### Passage to read
________

It is helpful to remember that this is not object oriented programming and not try to shoehorn this into the paradigm of object oriented programming. This is data abstraction, which has similarities (and inspired OOP), but is subtly different. Data abstraction does not automatically imply any sort of inheritance. Thus you cannot treat things as necessarily having a subclass and superclass. If you must think of it in OOP terms, imagine that your superclass is an abstract class, with no implemented members, except you can instantiate a child class that is also abstract, and you will never do any inheritance on the so called child class.

Now, it is possible to implement things in such a way where they actually do have something that resembles a subclass and a superclass. This is often done in filesystem inode structures. The filesystem will have its own specialized inode structure where the generic VFS inode structure is the first member and thus you can cast safely from the generic inode structure to the specialized one. There is no need to cast in the other direction since you can access all of the generic inode structure’s members. This trick is useful when the VFS calls us via inode operations. We know that the inode pointer is really a pointer to our specialized inode structure, so we can safely cast to it to access the specialized fields. This is essentially `superclass->op->start(object)`, which was the second example.

Data abstraction is a really powerful technique and honestly, object oriented programming rarely does anything that makes me want it over data abstraction. The only thing that I have seen object oriented programming do better in practice than data abstraction is marketing. The second example is similar to C++’s curiously recurring template pattern, which adds boilerplate and fighting with the compiler with absurdly long error messages due to absurdly verbose types to achieve a result that often at best is the same thing. On top of those headaches, all of the language complexity makes the compile times slow. Only marketing could convince someone that the C++ OOP way is better.

loeg 2 days ago [-]

I don't agree that your example pattern matches to the example I'm complaining about. vfs_rename() is using old_dir's vtable on old_dir. The vtable matches the object.

________

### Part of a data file

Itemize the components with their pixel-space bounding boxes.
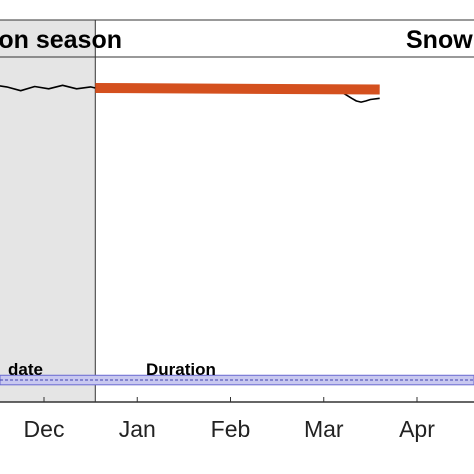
duration-label: Duration xyxy=(146,360,216,379)
region-bg-0 xyxy=(0,20,96,402)
region-label-left: on season xyxy=(0,26,122,54)
x-tick-label: Mar xyxy=(304,416,344,442)
axes xyxy=(0,19,474,403)
x-tick-labels: Dec Jan Feb Mar Apr xyxy=(24,397,435,442)
date-label: date xyxy=(8,360,43,379)
series-line-2 xyxy=(95,83,380,95)
x-tick-label: Jan xyxy=(119,416,156,442)
series-line-0 xyxy=(0,84,96,92)
x-tick-label: Dec xyxy=(24,416,65,442)
series-layer xyxy=(0,83,380,103)
x-tick-label: Apr xyxy=(399,416,435,442)
region-labels: on season Snow xyxy=(0,26,473,54)
region-label-right: Snow xyxy=(406,26,473,54)
x-tick-label: Feb xyxy=(211,416,251,442)
data-band xyxy=(0,374,474,386)
region-bg-1 xyxy=(95,20,380,402)
annotation-labels: date Duration xyxy=(8,360,216,379)
season-regions xyxy=(0,20,474,402)
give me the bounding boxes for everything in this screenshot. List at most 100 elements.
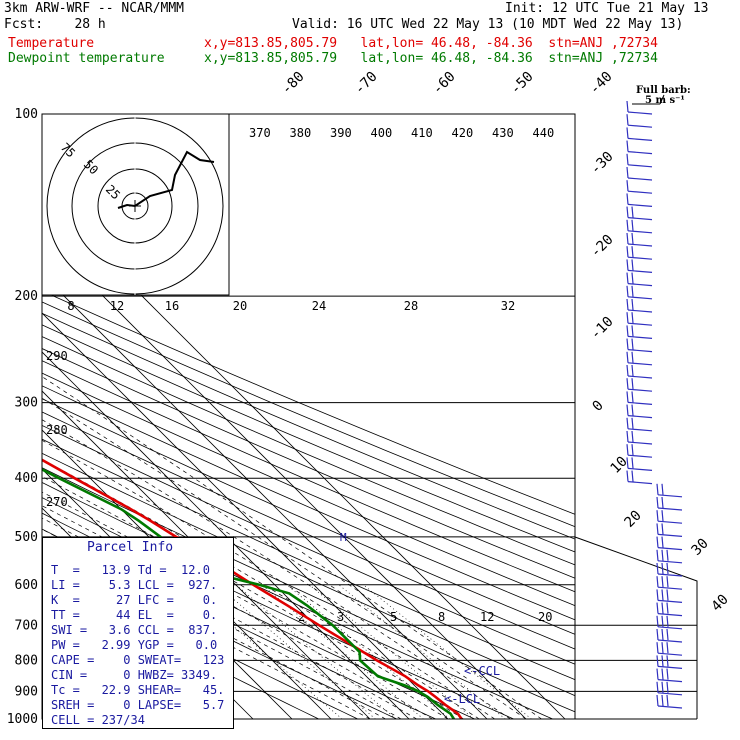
- dry-adiabat: [42, 324, 575, 553]
- parcel-info-title: Parcel Info: [87, 540, 174, 555]
- wind-barb-flag: [656, 681, 659, 693]
- pw-scale-label: 24: [312, 299, 326, 313]
- wind-barb-flag: [656, 576, 659, 588]
- wind-barb-staff: [657, 626, 683, 630]
- wind-barb-staff: [627, 137, 653, 141]
- mixing-ratio-label: 2: [298, 610, 305, 624]
- wind-barb-staff: [657, 573, 683, 577]
- theta-e-label: 440: [533, 126, 555, 140]
- wind-barb-flag: [626, 114, 629, 126]
- wind-barb-flag: [666, 628, 669, 641]
- pressure-tick-label: 100: [15, 107, 38, 122]
- wind-barb-flag: [661, 523, 664, 535]
- pressure-tick-label: 500: [15, 530, 38, 545]
- wind-barb-flag: [631, 232, 634, 245]
- wind-barb-flag: [626, 180, 629, 192]
- wind-barb-flag: [626, 417, 629, 429]
- wind-barb-flag: [626, 127, 629, 139]
- wind-barb-staff: [627, 296, 653, 300]
- wind-barb-staff: [657, 507, 683, 511]
- pressure-tick-label: 600: [15, 578, 38, 593]
- parcel-row: SREH = 0 LAPSE= 5.7: [51, 698, 225, 712]
- wind-barb-flag: [626, 153, 629, 165]
- theta-e-label: 420: [452, 126, 474, 140]
- lcl-marker: <-LCL: [444, 692, 480, 706]
- pressure-tick-label: 700: [15, 618, 38, 633]
- wind-barb-flag: [661, 562, 664, 575]
- wind-barb-flag: [661, 655, 664, 667]
- plot-frame: [41, 113, 576, 720]
- pw-scale-label: 12: [110, 299, 124, 313]
- dry-adiabat: [42, 312, 575, 540]
- wind-barb-flag: [666, 589, 669, 601]
- wind-barb-staff: [627, 283, 653, 287]
- wind-barb-flag: [626, 193, 629, 205]
- wind-barb-staff: [627, 415, 653, 419]
- pw-scale-label: 28: [404, 299, 418, 313]
- wind-barb-flag: [666, 576, 669, 588]
- wind-barb-staff: [657, 586, 683, 590]
- wind-barb-staff: [627, 177, 653, 181]
- dry-adiabat: [42, 579, 320, 719]
- mixing-ratio-line: [309, 584, 475, 719]
- isotherm-label: -80: [279, 69, 308, 98]
- dry-adiabat-label: 280: [46, 423, 68, 437]
- parcel-row: K = 27 LFC = 0.: [51, 593, 218, 607]
- legend-barb: [659, 94, 665, 105]
- ccl-marker: <-CCL: [464, 664, 500, 678]
- frame-edge: [574, 536, 698, 719]
- isotherm: [42, 390, 371, 719]
- wind-barb-flag: [661, 681, 664, 693]
- isotherm-label: -10: [588, 314, 617, 343]
- wind-barb-staff: [627, 441, 653, 445]
- wind-barb-flag: [661, 510, 664, 522]
- theta-e-label: 380: [290, 126, 312, 140]
- wind-barb-flag: [631, 219, 634, 231]
- parcel-row: SWI = 3.6 CCL = 837.: [51, 623, 218, 637]
- wind-barb-flag: [626, 430, 629, 443]
- wind-barb-flag: [626, 259, 629, 271]
- wind-barb-flag: [631, 444, 634, 456]
- wind-barb-flag: [631, 391, 634, 403]
- wind-barb-flag: [656, 602, 659, 614]
- mixing-ratio-line: [216, 584, 376, 719]
- theta-e-label: 410: [411, 126, 433, 140]
- dewpoint-location: x,y=813.85,805.79 lat,lon= 46.48, -84.36…: [204, 51, 658, 66]
- wind-barb-flag: [656, 615, 659, 627]
- wind-barb-flag: [666, 642, 669, 654]
- wind-barb-flag: [631, 417, 634, 429]
- mark-m: M: [340, 531, 347, 544]
- wind-barb-flag: [656, 510, 659, 522]
- dry-adiabat: [42, 385, 575, 621]
- wind-barb-flag: [656, 496, 659, 509]
- parcel-row: T = 13.9 Td = 12.0: [51, 563, 210, 577]
- parcel-row: CAPE = 0 SWEAT= 123: [51, 653, 225, 667]
- wind-barb-staff: [657, 679, 683, 683]
- dry-adiabat: [42, 467, 575, 713]
- wind-barb-flag: [626, 246, 629, 258]
- wind-barb-flag: [666, 615, 669, 627]
- wind-barb-staff: [627, 243, 653, 247]
- pw-scale-label: 32: [501, 299, 515, 313]
- wind-barb-flag: [626, 285, 629, 297]
- wind-barb-flag: [631, 430, 634, 443]
- wind-barb-staff: [627, 124, 653, 128]
- wind-barb-flag: [661, 628, 664, 641]
- theta-e-label: 400: [371, 126, 393, 140]
- wind-barb-flag: [631, 206, 634, 218]
- wind-barb-flag: [661, 642, 664, 654]
- dry-adiabat: [42, 424, 575, 665]
- wind-barb-flag: [626, 351, 629, 363]
- moist-adiabat: [42, 419, 511, 719]
- dry-adiabat: [42, 372, 575, 607]
- moist-adiabat: [42, 397, 527, 719]
- wind-barb-flag: [666, 681, 669, 693]
- wind-barb-flag: [626, 232, 629, 245]
- wind-barb-flag: [666, 655, 669, 667]
- dry-adiabat-label: 270: [46, 495, 68, 509]
- wind-barb-flag: [631, 364, 634, 377]
- wind-barb-staff: [657, 547, 683, 551]
- wind-barb-flag: [656, 549, 659, 561]
- wind-barb-flag: [661, 576, 664, 588]
- wind-barb-flag: [656, 523, 659, 535]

________

### Prompt 1
In the forum thread, what is the only thing the writer has seen object oriented programming do better in practice than data abstraction?
### Prompt 2
Give again, word for word, the section of the forum thread that begins at "Data abstraction is a" and stops after "way is better.".

### Complete output 1
Marketing.

### Complete output 2
Data abstraction is a really powerful technique and honestly, object oriented programming rarely does anything that makes me want it over data abstraction. The only thing that I have seen object oriented programming do better in practice than data abstraction is marketing. The second example is similar to C++’s curiously recurring template pattern, which adds boilerplate and fighting with the compiler with absurdly long error messages due to absurdly verbose types to achieve a result that often at best is the same thing. On top of those headaches, all of the language complexity makes the compile times slow. Only marketing could convince someone that the C++ OOP way is better.